• _ПРИВЕДЁННЫЙ ОТРЫВОК_
-*-*-

Художнические элементы в «Истории Пугачева» Пушкина
1
В «Истории Пугачева» принято усматривать основу «Капитанской дочки». Но в каком смысле? Параллели отдельных мотивов едва ли решают этот вопрос. Не отвечает на него и добросовестное современное исследование А. Чхеидзе («История Пугачева» А. С. Пушкина», 1963): пушкинский труд из «ста шестидесяти осьми страничек», на которые было потрачено два года, рассматривается автором лишь как описательно-историческая работа, хотя и с некоторыми наблюдениями над ее стилем. Такова традиция. Но она не такая уж абсолютная.
У В. Ключевского есть интересное замечание о знаменитом параллелизме в работе Пушкина – историка и автора исторического романа: «Капитанская дочка была написана между делом, среди работ над пугачевщиной, но в ней больше истории, чем в Истории пугачевского бунта…» (Сочинения, т. VII, 1959, стр. 147). «Больше истории» – это может значить и то, что хотя из исторических разысканий Пушкина явствует, что Пугачев действительно «тряхнул» государством Екатерины II, все же «бунт» описан здесь лишь как локальное событие, зародившееся и завершенное в «киргиз-кайсацких степях». Между тем в «Капитанской дочке» оно определяет общенациональную перспективу и ощутимо связывает прошлое с настоящим и будущим России. Благодаря этому «Капитанская дочка» приобрела несоизмеримый с «Историей Пугачева» полный эпический объем. И все же эта несоизмеримость относительна. Пушкинская «История» – не ученый труд. Это – летопись, форма промежуточная, в которой историк и художник вступают в соревнование, завершающееся конечным согласием. Летописное дробление «Истории» на локальные события и эпизоды дало Пушкину возможность в рамках военной хроники незаметно задерживаться иногда на анализе «простодушной» народности «бунта», его характерологии, этики и т. д. Все это чрезвычайно помогло историзму «Капитанской дочки», но в самой «Истории» такая локальная эпизодичность могла казаться лишь отступлением от существенных общих вопросов крестьянской войны XVIII века. На дело это не совсем так. В. Ключевский имел основания при оценке пушкинского историзма перенести акцент с Пушкина-историка на Пушкина-художника. Но это значит, что надо устанавливать особое отношение и к «Истории Пугачева». Суть знаменитого параллелизма в работе Пушкина 30-х годов приходится искать в том, что Пушкин- историк и художник не так уж разделимы.

-*-*-

• _ВЫДЕРЖКИ ИЗ ДАННЫХ_
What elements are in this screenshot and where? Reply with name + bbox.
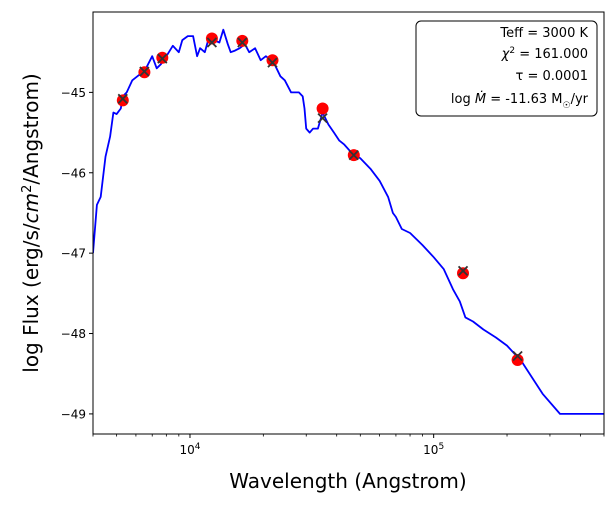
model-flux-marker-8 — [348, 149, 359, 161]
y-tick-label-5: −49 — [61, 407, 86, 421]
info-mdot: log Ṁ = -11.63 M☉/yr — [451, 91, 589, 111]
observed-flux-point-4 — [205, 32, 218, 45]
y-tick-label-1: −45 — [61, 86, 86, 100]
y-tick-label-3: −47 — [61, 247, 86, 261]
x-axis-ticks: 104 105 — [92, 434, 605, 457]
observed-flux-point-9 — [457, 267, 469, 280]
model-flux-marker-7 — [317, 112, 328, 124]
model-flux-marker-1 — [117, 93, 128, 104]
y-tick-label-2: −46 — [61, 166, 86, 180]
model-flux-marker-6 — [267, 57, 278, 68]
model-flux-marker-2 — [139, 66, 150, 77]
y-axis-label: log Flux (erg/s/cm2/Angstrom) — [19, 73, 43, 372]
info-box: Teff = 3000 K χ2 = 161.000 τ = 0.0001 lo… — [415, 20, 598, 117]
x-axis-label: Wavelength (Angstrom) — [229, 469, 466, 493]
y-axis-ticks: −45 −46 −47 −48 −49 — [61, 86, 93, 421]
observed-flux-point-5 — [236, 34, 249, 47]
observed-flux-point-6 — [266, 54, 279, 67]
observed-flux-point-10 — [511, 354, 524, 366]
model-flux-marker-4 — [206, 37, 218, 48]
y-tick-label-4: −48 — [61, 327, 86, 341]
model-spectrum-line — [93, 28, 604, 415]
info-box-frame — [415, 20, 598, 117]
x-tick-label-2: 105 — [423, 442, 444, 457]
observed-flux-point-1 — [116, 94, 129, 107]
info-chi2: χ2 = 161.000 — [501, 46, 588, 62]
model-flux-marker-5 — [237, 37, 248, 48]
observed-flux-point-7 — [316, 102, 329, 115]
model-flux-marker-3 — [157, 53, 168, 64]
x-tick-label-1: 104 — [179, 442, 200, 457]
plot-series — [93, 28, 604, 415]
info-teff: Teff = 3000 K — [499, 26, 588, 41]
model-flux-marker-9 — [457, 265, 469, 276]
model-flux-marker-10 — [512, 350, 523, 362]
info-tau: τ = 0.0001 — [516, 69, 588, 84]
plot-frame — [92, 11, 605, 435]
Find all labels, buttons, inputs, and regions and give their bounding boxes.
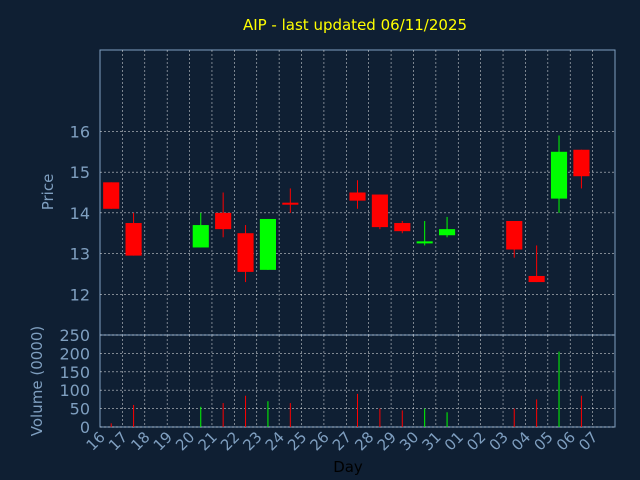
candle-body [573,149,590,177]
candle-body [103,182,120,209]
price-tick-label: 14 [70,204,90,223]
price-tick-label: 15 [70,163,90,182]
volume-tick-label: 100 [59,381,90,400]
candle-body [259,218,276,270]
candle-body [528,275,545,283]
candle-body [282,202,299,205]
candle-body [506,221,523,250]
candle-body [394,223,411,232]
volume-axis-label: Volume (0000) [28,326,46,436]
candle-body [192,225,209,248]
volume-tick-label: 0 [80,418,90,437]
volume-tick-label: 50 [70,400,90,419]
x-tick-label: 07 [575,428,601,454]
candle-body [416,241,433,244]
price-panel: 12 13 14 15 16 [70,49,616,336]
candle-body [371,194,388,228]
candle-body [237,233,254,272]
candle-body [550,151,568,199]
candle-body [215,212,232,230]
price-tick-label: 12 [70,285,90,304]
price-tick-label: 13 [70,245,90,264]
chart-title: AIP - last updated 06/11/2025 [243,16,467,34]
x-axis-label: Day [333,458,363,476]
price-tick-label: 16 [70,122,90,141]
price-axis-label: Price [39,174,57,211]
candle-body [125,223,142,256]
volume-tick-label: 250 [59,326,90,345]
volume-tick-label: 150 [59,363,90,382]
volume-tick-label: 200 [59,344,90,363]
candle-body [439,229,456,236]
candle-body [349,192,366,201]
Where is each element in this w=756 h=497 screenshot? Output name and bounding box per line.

-*-*-

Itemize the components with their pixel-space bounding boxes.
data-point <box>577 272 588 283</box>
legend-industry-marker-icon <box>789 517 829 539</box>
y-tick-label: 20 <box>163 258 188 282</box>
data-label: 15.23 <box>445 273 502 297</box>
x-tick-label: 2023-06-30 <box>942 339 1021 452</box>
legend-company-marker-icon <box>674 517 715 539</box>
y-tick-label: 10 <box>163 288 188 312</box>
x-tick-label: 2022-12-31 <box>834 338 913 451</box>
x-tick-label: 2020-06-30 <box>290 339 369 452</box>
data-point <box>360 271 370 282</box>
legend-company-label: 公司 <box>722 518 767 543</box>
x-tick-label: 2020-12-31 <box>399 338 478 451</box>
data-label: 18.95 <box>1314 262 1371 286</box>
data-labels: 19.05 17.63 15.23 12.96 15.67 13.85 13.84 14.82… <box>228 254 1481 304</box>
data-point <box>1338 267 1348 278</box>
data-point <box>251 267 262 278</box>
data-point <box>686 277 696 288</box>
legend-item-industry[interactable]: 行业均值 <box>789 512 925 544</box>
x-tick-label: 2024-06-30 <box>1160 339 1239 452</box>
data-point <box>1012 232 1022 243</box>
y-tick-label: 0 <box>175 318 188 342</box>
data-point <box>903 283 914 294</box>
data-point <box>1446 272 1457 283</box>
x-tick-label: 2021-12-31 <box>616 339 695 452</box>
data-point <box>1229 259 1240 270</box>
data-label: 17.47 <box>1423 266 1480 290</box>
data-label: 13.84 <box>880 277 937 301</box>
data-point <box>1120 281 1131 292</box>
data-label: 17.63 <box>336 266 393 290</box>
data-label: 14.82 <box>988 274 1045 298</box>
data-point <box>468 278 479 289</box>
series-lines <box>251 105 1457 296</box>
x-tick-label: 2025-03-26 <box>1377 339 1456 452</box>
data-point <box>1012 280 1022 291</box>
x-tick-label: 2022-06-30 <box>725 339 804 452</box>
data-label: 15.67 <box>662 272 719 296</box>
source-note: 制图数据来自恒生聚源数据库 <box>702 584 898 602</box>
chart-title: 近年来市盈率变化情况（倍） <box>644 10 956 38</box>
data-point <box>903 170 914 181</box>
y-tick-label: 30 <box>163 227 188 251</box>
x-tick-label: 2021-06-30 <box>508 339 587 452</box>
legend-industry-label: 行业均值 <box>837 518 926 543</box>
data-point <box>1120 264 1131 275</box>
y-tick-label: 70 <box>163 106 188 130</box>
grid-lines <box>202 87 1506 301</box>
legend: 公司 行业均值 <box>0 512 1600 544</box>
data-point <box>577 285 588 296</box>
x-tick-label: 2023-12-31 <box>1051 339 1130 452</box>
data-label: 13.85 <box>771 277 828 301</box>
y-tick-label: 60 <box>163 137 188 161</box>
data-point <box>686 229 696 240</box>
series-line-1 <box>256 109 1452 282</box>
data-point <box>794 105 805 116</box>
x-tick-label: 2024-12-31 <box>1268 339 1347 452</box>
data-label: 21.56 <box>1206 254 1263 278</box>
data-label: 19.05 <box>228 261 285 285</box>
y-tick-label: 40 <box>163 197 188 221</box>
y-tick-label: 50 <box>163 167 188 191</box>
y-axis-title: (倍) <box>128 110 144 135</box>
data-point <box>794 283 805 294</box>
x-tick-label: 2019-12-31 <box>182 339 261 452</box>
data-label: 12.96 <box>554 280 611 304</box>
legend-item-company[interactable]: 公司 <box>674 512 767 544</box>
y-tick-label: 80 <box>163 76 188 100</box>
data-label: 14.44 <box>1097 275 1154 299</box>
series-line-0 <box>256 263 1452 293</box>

-*-*-

• _КОРОТКОЕ ЗАДАНИЕ 1_
Как перевести на английский предложение «Пушкинская „История“ – не ученый труд.» из отрывка об «Истории Пугачева»?
• _КОРОТКОЕ ЗАДАНИЕ 2_
Выведите нумерованным списком, пропуская пустые строки, часть записей от строки, содержащей «model-flux-marker-8 — [348, 149, 359, 161]», до строки, содержащей «model-flux-marker-2 — [139, 66, 150, 77]», включительно.
Записи никак не связаны с текстом.

• _ПОЛНЫЙ ОТВЕТ 1_
Pushkin's "History" is not a scholarly work.

• _ПОЛНЫЙ ОТВЕТ 2_
1. model-flux-marker-8 — [348, 149, 359, 161]
2. y-tick-label-5: −49 — [61, 407, 86, 421]
3. info-mdot: log Ṁ = -11.63 M☉/yr — [451, 91, 589, 111]
4. observed-flux-point-4 — [205, 32, 218, 45]
5. y-tick-label-1: −45 — [61, 86, 86, 100]
6. y-tick-label-3: −47 — [61, 247, 86, 261]
7. x-axis-ticks: 104 105 — [92, 434, 605, 457]
8. observed-flux-point-9 — [457, 267, 469, 280]
9. model-flux-marker-7 — [317, 112, 328, 124]
10. model-flux-marker-1 — [117, 93, 128, 104]
11. y-tick-label-2: −46 — [61, 166, 86, 180]
12. model-flux-marker-6 — [267, 57, 278, 68]
13. model-flux-marker-2 — [139, 66, 150, 77]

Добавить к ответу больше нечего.